In your copy, include every line of the listing below exactly but none of the pictures.

[Stored data]
···

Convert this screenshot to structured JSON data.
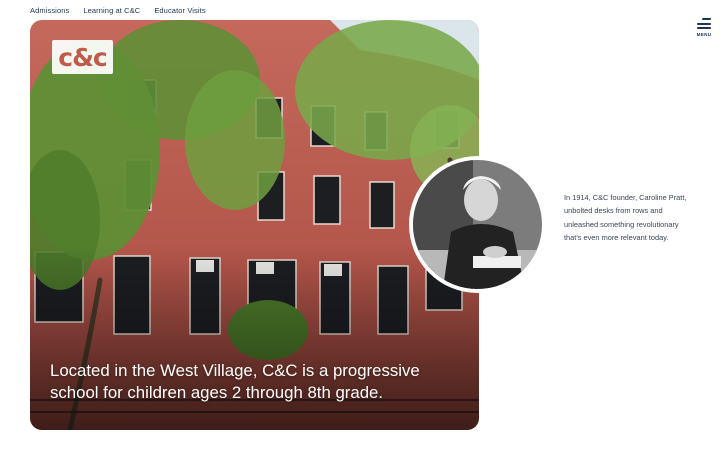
{
  "nav": {
    "links": [
      "Admissions",
      "Learning at C&C",
      "Educator Visits"
    ]
  },
  "menu": {
    "label": "MENU",
    "icon": "hamburger-icon"
  },
  "hero": {
    "logo_text": "c&c",
    "caption": "Located in the West Village, C&C is a progressive school for children ages 2 through 8th grade."
  },
  "feature": {
    "text": "In 1914, C&C founder, Caroline Pratt, unbolted desks from rows and unleashed something revolutionary that's even more relevant today."
  },
  "colors": {
    "brand_red": "#c7584d",
    "navy": "#1f3350",
    "brick": "#b95a4e",
    "foliage": "#5f8f36"
  }
}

···

## FINAL ANSWER
Convert this screenshot to structured JSON data.
{
  "nav": {
    "links": [
      "Admissions",
      "Learning at C&C",
      "Educator Visits"
    ]
  },
  "menu": {
    "label": "MENU",
    "icon": "hamburger-icon"
  },
  "hero": {
    "logo_text": "c&c",
    "caption": "Located in the West Village, C&C is a progressive school for children ages 2 through 8th grade."
  },
  "feature": {
    "text": "In 1914, C&C founder, Caroline Pratt, unbolted desks from rows and unleashed something revolutionary that's even more relevant today."
  },
  "colors": {
    "brand_red": "#c7584d",
    "navy": "#1f3350",
    "brick": "#b95a4e",
    "foliage": "#5f8f36"
  }
}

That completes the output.